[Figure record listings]

◇ ◇ ◇ ◇

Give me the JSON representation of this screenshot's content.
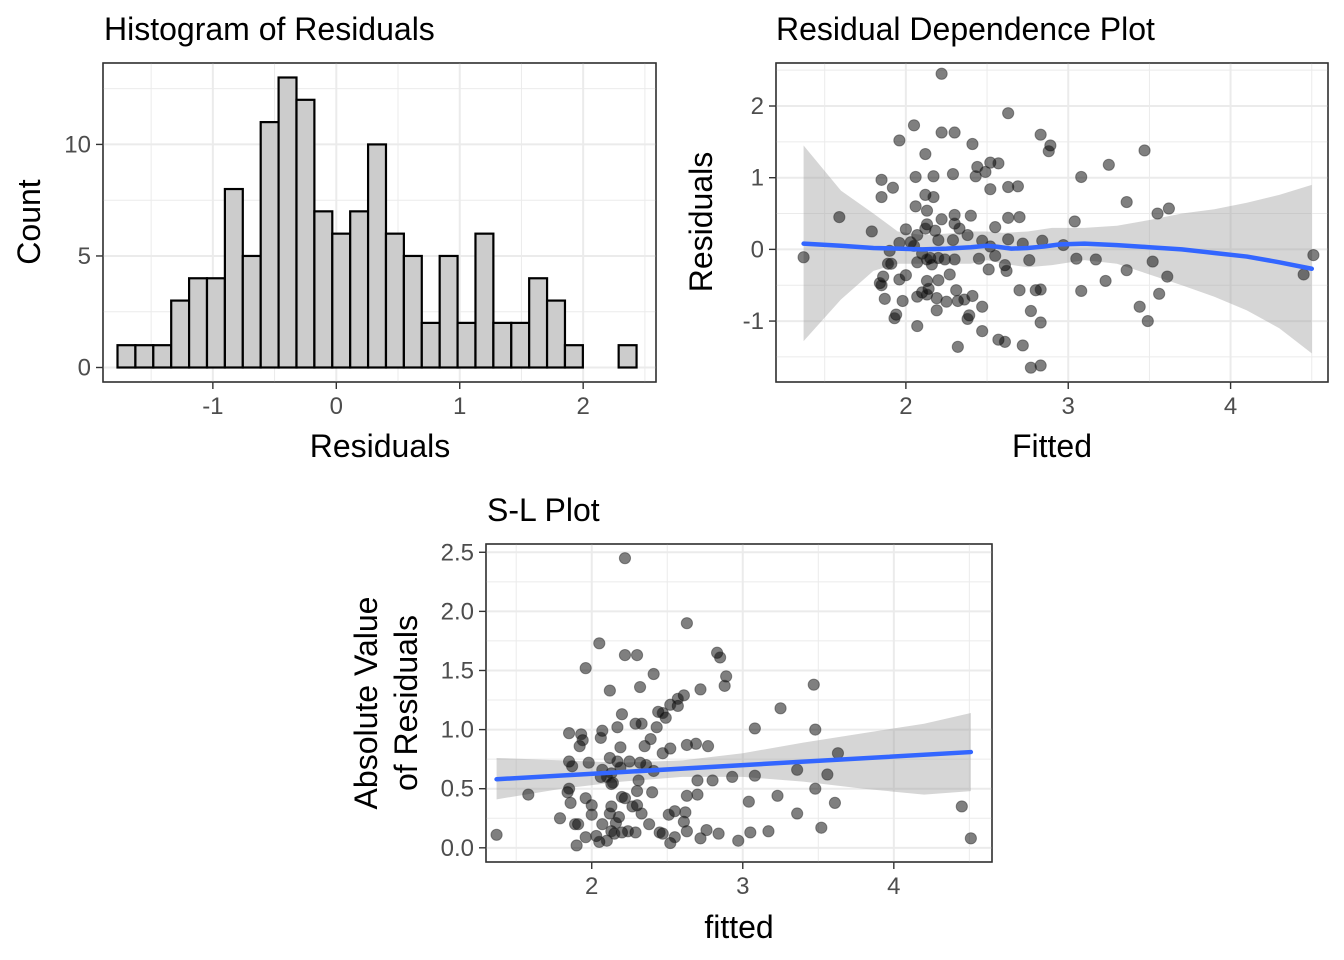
{
  "chart_data": [
    {
      "type": "bar",
      "title": "Histogram of Residuals",
      "xlabel": "Residuals",
      "ylabel": "Count",
      "xlim": [
        -1.89,
        2.59
      ],
      "ylim": [
        -0.65,
        13.65
      ],
      "xticks": [
        -1,
        0,
        1,
        2
      ],
      "yticks": [
        0,
        5,
        10
      ],
      "grid": true,
      "bin_width": 0.145,
      "bin_centers": [
        -1.7,
        -1.555,
        -1.41,
        -1.265,
        -1.12,
        -0.975,
        -0.83,
        -0.685,
        -0.54,
        -0.395,
        -0.25,
        -0.105,
        0.04,
        0.185,
        0.33,
        0.475,
        0.62,
        0.765,
        0.91,
        1.055,
        1.2,
        1.345,
        1.49,
        1.635,
        1.78,
        1.925,
        2.07,
        2.215,
        2.36
      ],
      "counts": [
        1,
        1,
        1,
        3,
        4,
        4,
        8,
        5,
        11,
        13,
        12,
        7,
        6,
        7,
        10,
        6,
        5,
        2,
        5,
        2,
        6,
        2,
        2,
        4,
        3,
        1,
        0,
        0,
        1
      ]
    },
    {
      "type": "scatter",
      "title": "Residual Dependence Plot",
      "xlabel": "Fitted",
      "ylabel": "Residuals",
      "xlim": [
        1.2,
        4.6
      ],
      "ylim": [
        -1.85,
        2.6
      ],
      "xticks": [
        2,
        3,
        4
      ],
      "yticks": [
        -1,
        0,
        1,
        2
      ],
      "grid": true,
      "points": [
        [
          2.22,
          2.45
        ],
        [
          2.63,
          1.9
        ],
        [
          2.05,
          1.73
        ],
        [
          2.83,
          1.6
        ],
        [
          2.22,
          1.63
        ],
        [
          2.3,
          1.63
        ],
        [
          1.96,
          1.52
        ],
        [
          2.89,
          1.45
        ],
        [
          2.88,
          1.37
        ],
        [
          2.12,
          1.33
        ],
        [
          2.41,
          1.47
        ],
        [
          3.47,
          1.38
        ],
        [
          2.52,
          1.21
        ],
        [
          2.57,
          1.2
        ],
        [
          2.49,
          1.08
        ],
        [
          3.25,
          1.18
        ],
        [
          2.44,
          1.15
        ],
        [
          2.17,
          1.02
        ],
        [
          2.06,
          1.01
        ],
        [
          2.29,
          1.05
        ],
        [
          1.85,
          0.97
        ],
        [
          2.63,
          0.87
        ],
        [
          1.92,
          0.86
        ],
        [
          2.43,
          1.02
        ],
        [
          3.08,
          1.01
        ],
        [
          2.52,
          0.84
        ],
        [
          2.69,
          0.88
        ],
        [
          2.12,
          0.76
        ],
        [
          2.17,
          0.73
        ],
        [
          1.85,
          0.73
        ],
        [
          3.36,
          0.66
        ],
        [
          2.06,
          0.6
        ],
        [
          3.62,
          0.57
        ],
        [
          2.13,
          0.54
        ],
        [
          2.3,
          0.48
        ],
        [
          3.55,
          0.5
        ],
        [
          1.59,
          0.45
        ],
        [
          2.4,
          0.47
        ],
        [
          2.63,
          0.44
        ],
        [
          2.7,
          0.45
        ],
        [
          2.22,
          0.42
        ],
        [
          2.13,
          0.35
        ],
        [
          3.04,
          0.39
        ],
        [
          2.3,
          0.36
        ],
        [
          2.33,
          0.29
        ],
        [
          2.55,
          0.31
        ],
        [
          2.12,
          0.29
        ],
        [
          2.18,
          0.26
        ],
        [
          2.0,
          0.28
        ],
        [
          1.79,
          0.25
        ],
        [
          2.07,
          0.2
        ],
        [
          2.38,
          0.2
        ],
        [
          2.29,
          0.13
        ],
        [
          2.2,
          0.13
        ],
        [
          2.47,
          0.12
        ],
        [
          2.97,
          0.06
        ],
        [
          2.63,
          0.14
        ],
        [
          2.72,
          0.08
        ],
        [
          1.96,
          0.09
        ],
        [
          2.03,
          0.1
        ],
        [
          2.84,
          0.12
        ],
        [
          2.05,
          0.05
        ],
        [
          2.52,
          0.04
        ],
        [
          1.9,
          -0.02
        ],
        [
          2.1,
          -0.06
        ],
        [
          2.55,
          -0.09
        ],
        [
          2.15,
          -0.12
        ],
        [
          2.24,
          -0.14
        ],
        [
          2.3,
          -0.14
        ],
        [
          3.17,
          -0.14
        ],
        [
          2.13,
          -0.14
        ],
        [
          3.52,
          -0.17
        ],
        [
          2.76,
          -0.15
        ],
        [
          3.05,
          -0.13
        ],
        [
          2.45,
          -0.13
        ],
        [
          2.2,
          -0.12
        ],
        [
          1.91,
          -0.2
        ],
        [
          2.07,
          -0.18
        ],
        [
          2.16,
          -0.21
        ],
        [
          1.89,
          -0.2
        ],
        [
          2.61,
          -0.22
        ],
        [
          2.51,
          -0.28
        ],
        [
          3.36,
          -0.29
        ],
        [
          2.62,
          -0.3
        ],
        [
          3.61,
          -0.38
        ],
        [
          4.45,
          -0.35
        ],
        [
          4.51,
          -0.08
        ],
        [
          1.37,
          -0.11
        ],
        [
          1.86,
          -0.38
        ],
        [
          2.0,
          -0.36
        ],
        [
          1.96,
          -0.42
        ],
        [
          2.27,
          -0.35
        ],
        [
          2.2,
          -0.43
        ],
        [
          3.23,
          -0.44
        ],
        [
          1.84,
          -0.47
        ],
        [
          2.13,
          -0.44
        ],
        [
          1.85,
          -0.5
        ],
        [
          2.14,
          -0.55
        ],
        [
          2.1,
          -0.6
        ],
        [
          2.31,
          -0.57
        ],
        [
          2.7,
          -0.57
        ],
        [
          2.8,
          -0.57
        ],
        [
          2.83,
          -0.56
        ],
        [
          3.08,
          -0.58
        ],
        [
          3.56,
          -0.62
        ],
        [
          2.13,
          -0.63
        ],
        [
          1.98,
          -0.72
        ],
        [
          2.07,
          -0.66
        ],
        [
          2.25,
          -0.73
        ],
        [
          2.32,
          -0.72
        ],
        [
          2.41,
          -0.65
        ],
        [
          1.87,
          -0.69
        ],
        [
          2.19,
          -0.68
        ],
        [
          2.36,
          -0.7
        ],
        [
          2.47,
          -0.8
        ],
        [
          2.19,
          -0.85
        ],
        [
          1.94,
          -0.91
        ],
        [
          1.93,
          -0.96
        ],
        [
          2.39,
          -0.92
        ],
        [
          2.77,
          -0.86
        ],
        [
          2.38,
          -0.97
        ],
        [
          3.44,
          -0.8
        ],
        [
          3.49,
          -1.0
        ],
        [
          2.07,
          -1.07
        ],
        [
          2.83,
          -1.02
        ],
        [
          2.47,
          -1.14
        ],
        [
          2.57,
          -1.26
        ],
        [
          2.61,
          -1.29
        ],
        [
          2.72,
          -1.34
        ],
        [
          2.32,
          -1.36
        ],
        [
          2.83,
          -1.62
        ],
        [
          2.77,
          -1.65
        ]
      ],
      "smooth": [
        [
          1.37,
          0.08
        ],
        [
          1.6,
          0.05
        ],
        [
          1.8,
          0.02
        ],
        [
          1.95,
          0.01
        ],
        [
          2.1,
          0.0
        ],
        [
          2.25,
          0.01
        ],
        [
          2.4,
          0.03
        ],
        [
          2.45,
          0.04
        ],
        [
          2.5,
          0.05
        ],
        [
          2.55,
          0.04
        ],
        [
          2.65,
          0.01
        ],
        [
          2.75,
          0.02
        ],
        [
          2.85,
          0.04
        ],
        [
          2.95,
          0.07
        ],
        [
          3.1,
          0.08
        ],
        [
          3.3,
          0.06
        ],
        [
          3.5,
          0.03
        ],
        [
          3.7,
          0.0
        ],
        [
          3.9,
          -0.05
        ],
        [
          4.1,
          -0.1
        ],
        [
          4.3,
          -0.18
        ],
        [
          4.5,
          -0.27
        ]
      ],
      "smooth_band": [
        [
          1.37,
          -1.28,
          1.45
        ],
        [
          1.6,
          -0.7,
          0.82
        ],
        [
          1.8,
          -0.3,
          0.5
        ],
        [
          1.95,
          -0.2,
          0.25
        ],
        [
          2.1,
          -0.2,
          0.2
        ],
        [
          2.25,
          -0.2,
          0.22
        ],
        [
          2.4,
          -0.2,
          0.25
        ],
        [
          2.5,
          -0.15,
          0.25
        ],
        [
          2.6,
          -0.2,
          0.23
        ],
        [
          2.75,
          -0.25,
          0.25
        ],
        [
          2.9,
          -0.22,
          0.3
        ],
        [
          3.1,
          -0.15,
          0.3
        ],
        [
          3.3,
          -0.2,
          0.33
        ],
        [
          3.5,
          -0.35,
          0.41
        ],
        [
          3.7,
          -0.5,
          0.5
        ],
        [
          3.9,
          -0.66,
          0.56
        ],
        [
          4.1,
          -0.85,
          0.65
        ],
        [
          4.3,
          -1.1,
          0.76
        ],
        [
          4.5,
          -1.45,
          0.9
        ]
      ]
    },
    {
      "type": "scatter",
      "title": "S-L Plot",
      "xlabel": "fitted",
      "ylabel": [
        "Absolute Value",
        "of Residuals"
      ],
      "xlim": [
        1.3,
        4.65
      ],
      "ylim": [
        -0.12,
        2.57
      ],
      "xticks": [
        2,
        3,
        4
      ],
      "yticks": [
        0.0,
        0.5,
        1.0,
        1.5,
        2.0,
        2.5
      ],
      "ytick_labels": [
        "0.0",
        "0.5",
        "1.0",
        "1.5",
        "2.0",
        "2.5"
      ],
      "grid": true,
      "points": [
        [
          2.22,
          2.45
        ],
        [
          2.63,
          1.9
        ],
        [
          2.05,
          1.73
        ],
        [
          2.83,
          1.65
        ],
        [
          2.85,
          1.61
        ],
        [
          2.22,
          1.63
        ],
        [
          2.3,
          1.63
        ],
        [
          1.96,
          1.52
        ],
        [
          2.89,
          1.45
        ],
        [
          2.88,
          1.37
        ],
        [
          2.12,
          1.33
        ],
        [
          2.41,
          1.47
        ],
        [
          3.47,
          1.38
        ],
        [
          2.57,
          1.2
        ],
        [
          2.52,
          1.21
        ],
        [
          2.2,
          1.13
        ],
        [
          2.49,
          1.1
        ],
        [
          3.25,
          1.18
        ],
        [
          2.44,
          1.15
        ],
        [
          2.07,
          0.99
        ],
        [
          2.17,
          1.02
        ],
        [
          2.06,
          0.93
        ],
        [
          2.29,
          1.05
        ],
        [
          1.85,
          0.97
        ],
        [
          2.33,
          1.05
        ],
        [
          2.63,
          0.87
        ],
        [
          1.92,
          0.86
        ],
        [
          2.43,
          1.02
        ],
        [
          3.08,
          1.01
        ],
        [
          3.48,
          1.0
        ],
        [
          2.52,
          0.84
        ],
        [
          2.69,
          0.88
        ],
        [
          2.12,
          0.76
        ],
        [
          2.17,
          0.73
        ],
        [
          1.85,
          0.73
        ],
        [
          3.36,
          0.66
        ],
        [
          3.63,
          0.8
        ],
        [
          2.06,
          0.6
        ],
        [
          2.13,
          0.54
        ],
        [
          2.3,
          0.48
        ],
        [
          2.35,
          0.86
        ],
        [
          2.4,
          0.47
        ],
        [
          2.63,
          0.44
        ],
        [
          2.7,
          0.45
        ],
        [
          2.22,
          0.42
        ],
        [
          2.13,
          0.35
        ],
        [
          3.04,
          0.39
        ],
        [
          2.3,
          0.36
        ],
        [
          2.33,
          0.29
        ],
        [
          2.55,
          0.31
        ],
        [
          2.12,
          0.29
        ],
        [
          2.18,
          0.26
        ],
        [
          2.0,
          0.28
        ],
        [
          1.79,
          0.25
        ],
        [
          2.07,
          0.2
        ],
        [
          2.38,
          0.2
        ],
        [
          2.29,
          0.13
        ],
        [
          2.2,
          0.13
        ],
        [
          2.47,
          0.12
        ],
        [
          2.97,
          0.06
        ],
        [
          2.63,
          0.14
        ],
        [
          2.72,
          0.08
        ],
        [
          1.96,
          0.09
        ],
        [
          2.03,
          0.1
        ],
        [
          2.84,
          0.12
        ],
        [
          2.05,
          0.05
        ],
        [
          2.52,
          0.04
        ],
        [
          1.9,
          0.02
        ],
        [
          2.1,
          0.06
        ],
        [
          2.55,
          0.09
        ],
        [
          2.15,
          0.12
        ],
        [
          2.24,
          0.14
        ],
        [
          3.17,
          0.14
        ],
        [
          2.13,
          0.14
        ],
        [
          3.52,
          0.17
        ],
        [
          2.76,
          0.15
        ],
        [
          3.05,
          0.13
        ],
        [
          2.45,
          0.13
        ],
        [
          1.91,
          0.2
        ],
        [
          2.16,
          0.21
        ],
        [
          1.89,
          0.2
        ],
        [
          2.61,
          0.22
        ],
        [
          2.51,
          0.28
        ],
        [
          3.36,
          0.29
        ],
        [
          2.62,
          0.3
        ],
        [
          3.61,
          0.38
        ],
        [
          4.45,
          0.35
        ],
        [
          4.51,
          0.08
        ],
        [
          1.37,
          0.11
        ],
        [
          1.86,
          0.38
        ],
        [
          2.0,
          0.36
        ],
        [
          1.96,
          0.42
        ],
        [
          2.27,
          0.35
        ],
        [
          2.2,
          0.43
        ],
        [
          3.23,
          0.44
        ],
        [
          1.84,
          0.47
        ],
        [
          1.58,
          0.45
        ],
        [
          1.85,
          0.5
        ],
        [
          2.14,
          0.55
        ],
        [
          2.1,
          0.6
        ],
        [
          2.31,
          0.57
        ],
        [
          2.7,
          0.57
        ],
        [
          2.8,
          0.57
        ],
        [
          2.93,
          0.6
        ],
        [
          3.08,
          0.61
        ],
        [
          3.56,
          0.62
        ],
        [
          2.13,
          0.63
        ],
        [
          1.98,
          0.72
        ],
        [
          2.07,
          0.66
        ],
        [
          2.25,
          0.73
        ],
        [
          2.32,
          0.72
        ],
        [
          2.41,
          0.65
        ],
        [
          1.87,
          0.69
        ],
        [
          2.19,
          0.68
        ],
        [
          2.36,
          0.7
        ],
        [
          2.47,
          0.8
        ],
        [
          2.19,
          0.85
        ],
        [
          1.94,
          0.91
        ],
        [
          1.93,
          0.96
        ],
        [
          2.39,
          0.92
        ],
        [
          2.77,
          0.86
        ],
        [
          3.48,
          0.5
        ],
        [
          2.47,
          1.14
        ],
        [
          2.32,
          1.36
        ],
        [
          2.61,
          1.29
        ],
        [
          2.72,
          1.34
        ],
        [
          2.57,
          1.26
        ]
      ],
      "smooth": [
        [
          1.37,
          0.58
        ],
        [
          4.51,
          0.81
        ]
      ],
      "smooth_band": [
        [
          1.37,
          0.41,
          0.76
        ],
        [
          1.8,
          0.5,
          0.74
        ],
        [
          2.2,
          0.56,
          0.72
        ],
        [
          2.6,
          0.6,
          0.74
        ],
        [
          3.0,
          0.6,
          0.8
        ],
        [
          3.4,
          0.56,
          0.89
        ],
        [
          3.8,
          0.5,
          0.97
        ],
        [
          4.2,
          0.45,
          1.05
        ],
        [
          4.51,
          0.48,
          1.14
        ]
      ]
    }
  ]
}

◇ ◇ ◇ ◇

▶ **CHALLENGE**
Copy and report every line where the word "title" is present.

▶ **RESULT BELOW**
      "title": "Histogram of Residuals",
      "title": "Residual Dependence Plot",
      "title": "S-L Plot",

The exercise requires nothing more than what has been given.